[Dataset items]
━━━━━━━━━━━━━━━━
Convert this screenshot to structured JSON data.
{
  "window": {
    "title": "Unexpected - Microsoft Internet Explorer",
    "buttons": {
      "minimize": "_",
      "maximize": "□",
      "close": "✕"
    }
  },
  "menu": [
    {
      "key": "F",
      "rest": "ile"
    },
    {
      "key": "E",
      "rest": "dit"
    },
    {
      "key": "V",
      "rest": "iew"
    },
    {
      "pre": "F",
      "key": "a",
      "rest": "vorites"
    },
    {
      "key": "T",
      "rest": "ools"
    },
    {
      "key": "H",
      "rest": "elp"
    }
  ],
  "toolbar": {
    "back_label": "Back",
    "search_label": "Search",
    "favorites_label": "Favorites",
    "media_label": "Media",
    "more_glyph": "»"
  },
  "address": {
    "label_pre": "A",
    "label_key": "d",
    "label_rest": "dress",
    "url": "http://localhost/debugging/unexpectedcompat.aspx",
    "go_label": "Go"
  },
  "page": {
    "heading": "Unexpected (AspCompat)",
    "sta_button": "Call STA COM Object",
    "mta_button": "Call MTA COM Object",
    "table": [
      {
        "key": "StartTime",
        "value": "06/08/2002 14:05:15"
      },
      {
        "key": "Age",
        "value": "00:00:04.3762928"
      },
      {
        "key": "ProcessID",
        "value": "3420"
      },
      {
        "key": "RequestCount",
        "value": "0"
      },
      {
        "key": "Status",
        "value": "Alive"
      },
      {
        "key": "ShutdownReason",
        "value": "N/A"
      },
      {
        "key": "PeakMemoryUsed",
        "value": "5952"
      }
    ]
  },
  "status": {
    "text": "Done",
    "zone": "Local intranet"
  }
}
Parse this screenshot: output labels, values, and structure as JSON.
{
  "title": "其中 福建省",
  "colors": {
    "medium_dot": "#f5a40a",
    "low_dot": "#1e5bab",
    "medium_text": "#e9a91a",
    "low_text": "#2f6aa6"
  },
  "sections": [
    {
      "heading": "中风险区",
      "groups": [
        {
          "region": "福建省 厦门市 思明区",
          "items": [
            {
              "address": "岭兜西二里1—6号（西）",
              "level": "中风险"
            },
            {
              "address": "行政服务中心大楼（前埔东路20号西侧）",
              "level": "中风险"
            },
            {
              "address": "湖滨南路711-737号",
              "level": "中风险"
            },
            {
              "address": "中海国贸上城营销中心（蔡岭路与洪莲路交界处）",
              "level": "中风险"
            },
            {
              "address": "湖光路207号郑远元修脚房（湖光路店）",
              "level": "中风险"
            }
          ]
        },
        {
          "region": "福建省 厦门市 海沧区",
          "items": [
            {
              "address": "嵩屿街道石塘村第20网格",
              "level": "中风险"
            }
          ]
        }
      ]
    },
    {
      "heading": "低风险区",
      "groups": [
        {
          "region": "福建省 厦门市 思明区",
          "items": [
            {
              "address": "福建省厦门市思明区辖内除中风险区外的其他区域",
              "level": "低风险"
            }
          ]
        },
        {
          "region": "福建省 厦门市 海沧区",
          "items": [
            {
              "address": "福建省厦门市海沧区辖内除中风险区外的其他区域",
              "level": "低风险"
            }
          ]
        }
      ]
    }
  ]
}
━━━━━━━━━━━━━━━━
Would you quote, exactly and only, the lines from the one containing "Parse this screenshot: output" to the end of the entries?

Problem solution -
Parse this screenshot: output labels, values, and structure as JSON.
{
  "title": "其中 福建省",
  "colors": {
    "medium_dot": "#f5a40a",
    "low_dot": "#1e5bab",
    "medium_text": "#e9a91a",
    "low_text": "#2f6aa6"
  },
  "sections": [
    {
      "heading": "中风险区",
      "groups": [
        {
          "region": "福建省 厦门市 思明区",
          "items": [
            {
              "address": "岭兜西二里1—6号（西）",
              "level": "中风险"
            },
            {
              "address": "行政服务中心大楼（前埔东路20号西侧）",
              "level": "中风险"
            },
            {
              "address": "湖滨南路711-737号",
              "level": "中风险"
            },
            {
              "address": "中海国贸上城营销中心（蔡岭路与洪莲路交界处）",
              "level": "中风险"
            },
            {
              "address": "湖光路207号郑远元修脚房（湖光路店）",
              "level": "中风险"
            }
          ]
        },
        {
          "region": "福建省 厦门市 海沧区",
          "items": [
            {
              "address": "嵩屿街道石塘村第20网格",
              "level": "中风险"
            }
          ]
        }
      ]
    },
    {
      "heading": "低风险区",
      "groups": [
        {
          "region": "福建省 厦门市 思明区",
          "items": [
            {
              "address": "福建省厦门市思明区辖内除中风险区外的其他区域",
              "level": "低风险"
            }
          ]
        },
        {
          "region": "福建省 厦门市 海沧区",
          "items": [
            {
              "address": "福建省厦门市海沧区辖内除中风险区外的其他区域",
              "level": "低风险"
            }
          ]
        }
      ]
    }
  ]
}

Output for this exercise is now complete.